Omit the pictures, then reproduce every remaining record exactly.

[A block of data]
◆ ◆ ◆ ◆ ◆

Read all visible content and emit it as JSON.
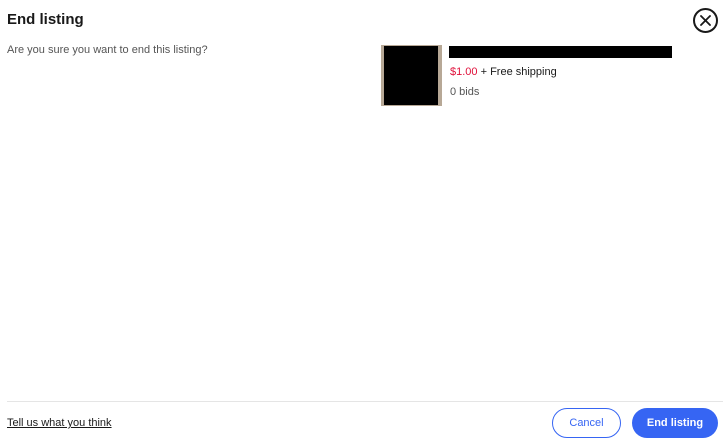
{
  "dialog": {
    "title": "End listing",
    "question": "Are you sure you want to end this listing?"
  },
  "listing": {
    "price": "$1.00",
    "shipping": "+ Free shipping",
    "bids": "0 bids"
  },
  "footer": {
    "feedback_link": "Tell us what you think",
    "cancel_label": "Cancel",
    "end_label": "End listing"
  },
  "icons": {
    "close": "close-icon"
  },
  "colors": {
    "accent": "#3665f3",
    "price": "#e0103a"
  }
}
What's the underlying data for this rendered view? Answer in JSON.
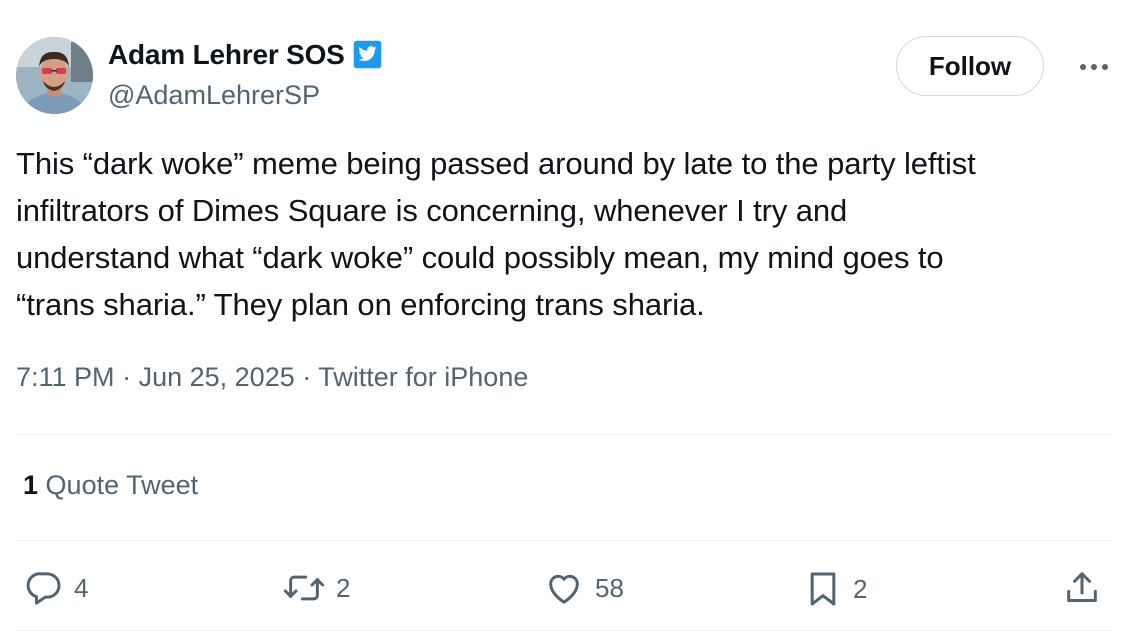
{
  "author": {
    "display_name": "Adam Lehrer SOS",
    "handle": "@AdamLehrerSP",
    "verified_color": "#1d9bf0"
  },
  "header": {
    "follow_label": "Follow",
    "more_icon": "more-horizontal-icon"
  },
  "tweet": {
    "lines": [
      "This “dark woke” meme being passed around by late to the party leftist",
      "infiltrators of Dimes Square is concerning, whenever I try and",
      "understand what “dark woke” could possibly mean, my mind goes to",
      "“trans sharia.” They plan on enforcing trans sharia."
    ],
    "time": "7:11 PM",
    "separator": "·",
    "date": "Jun 25, 2025",
    "source": "Twitter for iPhone"
  },
  "engagement": {
    "quote_count": "1",
    "quote_label": "Quote Tweet"
  },
  "actions": {
    "reply": {
      "icon": "reply-icon",
      "count": "4"
    },
    "retweet": {
      "icon": "retweet-icon",
      "count": "2"
    },
    "like": {
      "icon": "like-heart-icon",
      "count": "58"
    },
    "bookmark": {
      "icon": "bookmark-icon",
      "count": "2"
    },
    "share": {
      "icon": "share-icon"
    }
  },
  "colors": {
    "text_primary": "#0f1419",
    "text_secondary": "#536471",
    "divider": "#eff3f4",
    "border": "#cfd9de"
  }
}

◆ ◆ ◆ ◆ ◆

Answer to this task:
Read all visible content and emit it as JSON.
{
  "dialog": {
    "title": "End listing",
    "question": "Are you sure you want to end this listing?"
  },
  "listing": {
    "price": "$1.00",
    "shipping": "+ Free shipping",
    "bids": "0 bids"
  },
  "footer": {
    "feedback_link": "Tell us what you think",
    "cancel_label": "Cancel",
    "end_label": "End listing"
  },
  "icons": {
    "close": "close-icon"
  },
  "colors": {
    "accent": "#3665f3",
    "price": "#e0103a"
  }
}
What's the underlying data for this rendered view? Answer in JSON.
{
  "author": {
    "display_name": "Adam Lehrer SOS",
    "handle": "@AdamLehrerSP",
    "verified_color": "#1d9bf0"
  },
  "header": {
    "follow_label": "Follow",
    "more_icon": "more-horizontal-icon"
  },
  "tweet": {
    "lines": [
      "This “dark woke” meme being passed around by late to the party leftist",
      "infiltrators of Dimes Square is concerning, whenever I try and",
      "understand what “dark woke” could possibly mean, my mind goes to",
      "“trans sharia.” They plan on enforcing trans sharia."
    ],
    "time": "7:11 PM",
    "separator": "·",
    "date": "Jun 25, 2025",
    "source": "Twitter for iPhone"
  },
  "engagement": {
    "quote_count": "1",
    "quote_label": "Quote Tweet"
  },
  "actions": {
    "reply": {
      "icon": "reply-icon",
      "count": "4"
    },
    "retweet": {
      "icon": "retweet-icon",
      "count": "2"
    },
    "like": {
      "icon": "like-heart-icon",
      "count": "58"
    },
    "bookmark": {
      "icon": "bookmark-icon",
      "count": "2"
    },
    "share": {
      "icon": "share-icon"
    }
  },
  "colors": {
    "text_primary": "#0f1419",
    "text_secondary": "#536471",
    "divider": "#eff3f4",
    "border": "#cfd9de"
  }
}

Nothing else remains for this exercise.